## [Written problem]
From the listing below, pull out the lines that hold "views".
******************************
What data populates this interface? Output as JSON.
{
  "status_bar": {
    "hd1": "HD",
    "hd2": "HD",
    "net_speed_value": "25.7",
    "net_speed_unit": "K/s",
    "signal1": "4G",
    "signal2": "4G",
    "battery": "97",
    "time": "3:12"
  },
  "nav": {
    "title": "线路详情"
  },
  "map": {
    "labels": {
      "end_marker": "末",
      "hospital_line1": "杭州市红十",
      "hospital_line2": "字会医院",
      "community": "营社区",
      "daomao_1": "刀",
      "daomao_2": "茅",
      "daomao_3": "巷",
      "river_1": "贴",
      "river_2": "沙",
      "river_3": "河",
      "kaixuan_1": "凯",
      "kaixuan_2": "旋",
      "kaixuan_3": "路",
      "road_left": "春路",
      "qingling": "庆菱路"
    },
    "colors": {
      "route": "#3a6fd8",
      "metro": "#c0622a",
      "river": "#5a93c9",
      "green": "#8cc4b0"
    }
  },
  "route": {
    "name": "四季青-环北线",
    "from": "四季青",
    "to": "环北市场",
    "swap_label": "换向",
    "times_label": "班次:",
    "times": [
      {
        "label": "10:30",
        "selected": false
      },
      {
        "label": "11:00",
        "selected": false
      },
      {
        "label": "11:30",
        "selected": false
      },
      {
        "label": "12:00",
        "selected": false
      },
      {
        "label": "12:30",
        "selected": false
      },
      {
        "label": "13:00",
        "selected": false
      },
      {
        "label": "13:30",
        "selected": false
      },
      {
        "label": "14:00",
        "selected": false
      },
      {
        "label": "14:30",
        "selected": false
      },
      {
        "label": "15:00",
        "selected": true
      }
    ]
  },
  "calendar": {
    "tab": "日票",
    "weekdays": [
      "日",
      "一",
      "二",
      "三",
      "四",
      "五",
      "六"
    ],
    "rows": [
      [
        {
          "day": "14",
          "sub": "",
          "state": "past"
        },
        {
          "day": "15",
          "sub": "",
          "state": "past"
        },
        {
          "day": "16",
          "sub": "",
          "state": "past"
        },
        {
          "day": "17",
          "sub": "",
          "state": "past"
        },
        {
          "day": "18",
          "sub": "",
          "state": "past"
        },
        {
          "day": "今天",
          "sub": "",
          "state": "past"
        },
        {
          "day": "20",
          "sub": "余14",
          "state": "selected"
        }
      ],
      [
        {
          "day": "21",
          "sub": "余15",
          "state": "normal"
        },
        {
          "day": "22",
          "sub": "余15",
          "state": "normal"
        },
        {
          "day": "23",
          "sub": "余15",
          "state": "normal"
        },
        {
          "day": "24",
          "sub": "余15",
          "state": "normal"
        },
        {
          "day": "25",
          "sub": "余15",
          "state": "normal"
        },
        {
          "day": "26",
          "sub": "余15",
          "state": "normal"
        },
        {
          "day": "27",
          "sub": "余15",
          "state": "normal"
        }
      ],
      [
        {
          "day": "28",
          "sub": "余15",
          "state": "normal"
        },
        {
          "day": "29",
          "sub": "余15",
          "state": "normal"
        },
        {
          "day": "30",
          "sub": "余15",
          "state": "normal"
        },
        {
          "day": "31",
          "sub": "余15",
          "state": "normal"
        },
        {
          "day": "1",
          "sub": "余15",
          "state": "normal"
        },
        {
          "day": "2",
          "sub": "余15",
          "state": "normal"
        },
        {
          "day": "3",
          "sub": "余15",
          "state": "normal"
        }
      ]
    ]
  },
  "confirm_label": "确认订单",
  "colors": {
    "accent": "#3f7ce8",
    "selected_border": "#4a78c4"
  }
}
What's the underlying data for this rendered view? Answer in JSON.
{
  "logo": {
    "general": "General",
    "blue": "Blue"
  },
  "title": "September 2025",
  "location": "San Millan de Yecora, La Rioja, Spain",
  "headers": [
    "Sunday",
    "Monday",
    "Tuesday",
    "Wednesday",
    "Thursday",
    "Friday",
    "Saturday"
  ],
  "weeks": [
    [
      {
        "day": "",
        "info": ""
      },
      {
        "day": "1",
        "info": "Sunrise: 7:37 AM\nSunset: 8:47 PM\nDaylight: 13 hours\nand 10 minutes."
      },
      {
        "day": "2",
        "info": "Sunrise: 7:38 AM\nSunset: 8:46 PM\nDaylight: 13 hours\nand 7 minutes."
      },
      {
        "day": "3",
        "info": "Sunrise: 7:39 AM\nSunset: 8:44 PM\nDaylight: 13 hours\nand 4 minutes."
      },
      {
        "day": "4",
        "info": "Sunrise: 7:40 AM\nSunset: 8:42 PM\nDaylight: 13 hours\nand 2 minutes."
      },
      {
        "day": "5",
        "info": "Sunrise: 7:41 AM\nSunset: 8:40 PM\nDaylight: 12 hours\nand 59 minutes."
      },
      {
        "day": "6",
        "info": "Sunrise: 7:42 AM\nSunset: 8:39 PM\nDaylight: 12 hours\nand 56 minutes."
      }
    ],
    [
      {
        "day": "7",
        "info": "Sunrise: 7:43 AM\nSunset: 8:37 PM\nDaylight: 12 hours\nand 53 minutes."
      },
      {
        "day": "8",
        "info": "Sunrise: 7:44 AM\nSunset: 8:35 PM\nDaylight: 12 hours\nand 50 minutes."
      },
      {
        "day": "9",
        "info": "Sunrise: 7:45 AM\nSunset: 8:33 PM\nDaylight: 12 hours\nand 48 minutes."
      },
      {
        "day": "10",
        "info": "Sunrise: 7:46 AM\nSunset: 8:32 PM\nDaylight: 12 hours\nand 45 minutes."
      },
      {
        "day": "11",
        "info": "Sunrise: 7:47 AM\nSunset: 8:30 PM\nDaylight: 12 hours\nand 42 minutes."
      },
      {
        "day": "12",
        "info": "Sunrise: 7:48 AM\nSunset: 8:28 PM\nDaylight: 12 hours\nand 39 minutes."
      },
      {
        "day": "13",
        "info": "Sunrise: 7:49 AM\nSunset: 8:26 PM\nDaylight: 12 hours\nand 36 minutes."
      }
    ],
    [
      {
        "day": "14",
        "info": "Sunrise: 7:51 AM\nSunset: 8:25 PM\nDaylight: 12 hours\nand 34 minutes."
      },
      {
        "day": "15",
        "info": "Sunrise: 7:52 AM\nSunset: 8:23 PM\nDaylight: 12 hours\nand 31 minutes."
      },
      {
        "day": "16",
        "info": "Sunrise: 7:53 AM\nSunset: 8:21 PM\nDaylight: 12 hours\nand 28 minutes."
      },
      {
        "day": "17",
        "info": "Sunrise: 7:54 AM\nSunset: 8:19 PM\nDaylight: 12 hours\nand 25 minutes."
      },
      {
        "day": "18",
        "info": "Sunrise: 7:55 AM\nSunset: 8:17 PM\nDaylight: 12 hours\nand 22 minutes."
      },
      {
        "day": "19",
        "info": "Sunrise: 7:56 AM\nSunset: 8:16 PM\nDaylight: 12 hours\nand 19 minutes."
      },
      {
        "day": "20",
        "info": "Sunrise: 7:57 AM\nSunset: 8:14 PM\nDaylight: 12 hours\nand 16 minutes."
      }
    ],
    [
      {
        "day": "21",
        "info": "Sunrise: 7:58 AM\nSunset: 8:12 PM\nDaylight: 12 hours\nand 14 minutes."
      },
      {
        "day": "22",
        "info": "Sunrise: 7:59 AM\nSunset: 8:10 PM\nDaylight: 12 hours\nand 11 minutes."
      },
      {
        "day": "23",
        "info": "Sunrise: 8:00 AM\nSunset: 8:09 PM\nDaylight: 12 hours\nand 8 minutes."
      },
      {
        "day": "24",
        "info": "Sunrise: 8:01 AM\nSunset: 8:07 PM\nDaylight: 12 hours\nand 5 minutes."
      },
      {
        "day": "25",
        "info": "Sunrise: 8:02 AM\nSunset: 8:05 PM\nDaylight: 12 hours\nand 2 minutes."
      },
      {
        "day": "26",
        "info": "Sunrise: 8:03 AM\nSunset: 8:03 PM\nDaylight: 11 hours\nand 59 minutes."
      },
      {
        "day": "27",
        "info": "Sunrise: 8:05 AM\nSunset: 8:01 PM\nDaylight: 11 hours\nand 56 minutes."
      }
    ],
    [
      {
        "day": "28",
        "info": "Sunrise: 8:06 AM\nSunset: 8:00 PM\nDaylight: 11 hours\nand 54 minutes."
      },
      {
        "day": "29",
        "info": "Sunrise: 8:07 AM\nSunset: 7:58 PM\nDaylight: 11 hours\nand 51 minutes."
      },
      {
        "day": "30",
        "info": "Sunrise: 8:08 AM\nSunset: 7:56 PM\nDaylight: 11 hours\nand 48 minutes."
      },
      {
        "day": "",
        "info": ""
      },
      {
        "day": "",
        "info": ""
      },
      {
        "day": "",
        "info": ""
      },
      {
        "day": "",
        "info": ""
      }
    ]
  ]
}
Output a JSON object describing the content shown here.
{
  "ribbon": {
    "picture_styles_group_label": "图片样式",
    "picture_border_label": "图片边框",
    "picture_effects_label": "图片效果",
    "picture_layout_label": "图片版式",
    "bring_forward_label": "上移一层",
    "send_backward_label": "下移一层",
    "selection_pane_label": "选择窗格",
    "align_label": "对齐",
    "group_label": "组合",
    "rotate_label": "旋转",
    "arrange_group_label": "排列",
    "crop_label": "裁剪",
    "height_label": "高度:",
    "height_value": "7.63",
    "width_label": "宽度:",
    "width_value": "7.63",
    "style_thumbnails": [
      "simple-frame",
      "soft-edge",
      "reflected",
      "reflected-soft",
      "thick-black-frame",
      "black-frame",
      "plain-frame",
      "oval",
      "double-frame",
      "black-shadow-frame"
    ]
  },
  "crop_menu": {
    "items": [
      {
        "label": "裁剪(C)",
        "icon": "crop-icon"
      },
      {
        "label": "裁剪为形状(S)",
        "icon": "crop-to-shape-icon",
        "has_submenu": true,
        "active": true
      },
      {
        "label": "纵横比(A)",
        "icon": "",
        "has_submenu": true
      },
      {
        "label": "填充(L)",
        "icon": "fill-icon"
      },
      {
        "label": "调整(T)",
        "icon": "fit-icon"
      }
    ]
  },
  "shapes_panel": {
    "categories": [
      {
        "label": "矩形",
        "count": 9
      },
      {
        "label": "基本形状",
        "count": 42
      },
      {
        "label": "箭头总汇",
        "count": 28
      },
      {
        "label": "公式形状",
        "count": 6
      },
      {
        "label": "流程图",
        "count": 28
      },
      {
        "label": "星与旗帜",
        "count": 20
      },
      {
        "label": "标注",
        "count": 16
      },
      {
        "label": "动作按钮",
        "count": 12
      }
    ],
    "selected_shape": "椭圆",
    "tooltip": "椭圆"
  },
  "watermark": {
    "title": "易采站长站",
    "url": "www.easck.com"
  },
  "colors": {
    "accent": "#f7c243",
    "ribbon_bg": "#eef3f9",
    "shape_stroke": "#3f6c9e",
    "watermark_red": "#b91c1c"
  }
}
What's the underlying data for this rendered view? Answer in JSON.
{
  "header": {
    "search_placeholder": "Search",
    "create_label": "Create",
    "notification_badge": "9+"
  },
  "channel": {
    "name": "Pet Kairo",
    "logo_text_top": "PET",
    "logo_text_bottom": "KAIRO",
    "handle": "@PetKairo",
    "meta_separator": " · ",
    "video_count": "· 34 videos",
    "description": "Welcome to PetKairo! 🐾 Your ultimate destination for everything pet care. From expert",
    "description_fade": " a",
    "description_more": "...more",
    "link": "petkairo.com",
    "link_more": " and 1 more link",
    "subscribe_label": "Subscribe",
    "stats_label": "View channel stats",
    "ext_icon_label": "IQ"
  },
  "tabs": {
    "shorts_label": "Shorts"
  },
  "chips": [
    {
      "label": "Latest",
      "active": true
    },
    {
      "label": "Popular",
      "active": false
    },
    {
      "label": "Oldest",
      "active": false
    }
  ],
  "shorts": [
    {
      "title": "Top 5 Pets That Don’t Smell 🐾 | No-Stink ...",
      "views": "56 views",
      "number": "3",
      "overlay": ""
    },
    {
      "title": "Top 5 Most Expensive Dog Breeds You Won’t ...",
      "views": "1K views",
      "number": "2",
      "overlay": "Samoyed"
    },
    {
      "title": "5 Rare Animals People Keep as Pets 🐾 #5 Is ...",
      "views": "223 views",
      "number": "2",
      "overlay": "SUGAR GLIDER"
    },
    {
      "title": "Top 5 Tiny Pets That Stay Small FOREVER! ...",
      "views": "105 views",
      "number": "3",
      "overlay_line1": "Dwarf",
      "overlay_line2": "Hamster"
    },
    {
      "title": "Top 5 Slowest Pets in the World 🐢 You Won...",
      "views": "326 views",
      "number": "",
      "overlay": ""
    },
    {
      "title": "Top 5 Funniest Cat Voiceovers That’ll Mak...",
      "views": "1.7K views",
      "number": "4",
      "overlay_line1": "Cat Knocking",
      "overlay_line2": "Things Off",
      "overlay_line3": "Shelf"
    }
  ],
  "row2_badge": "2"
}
******************************
## [Finished answer]
      "views": "56 views",
      "views": "1K views",
      "views": "223 views",
      "views": "105 views",
      "views": "326 views",
      "views": "1.7K views",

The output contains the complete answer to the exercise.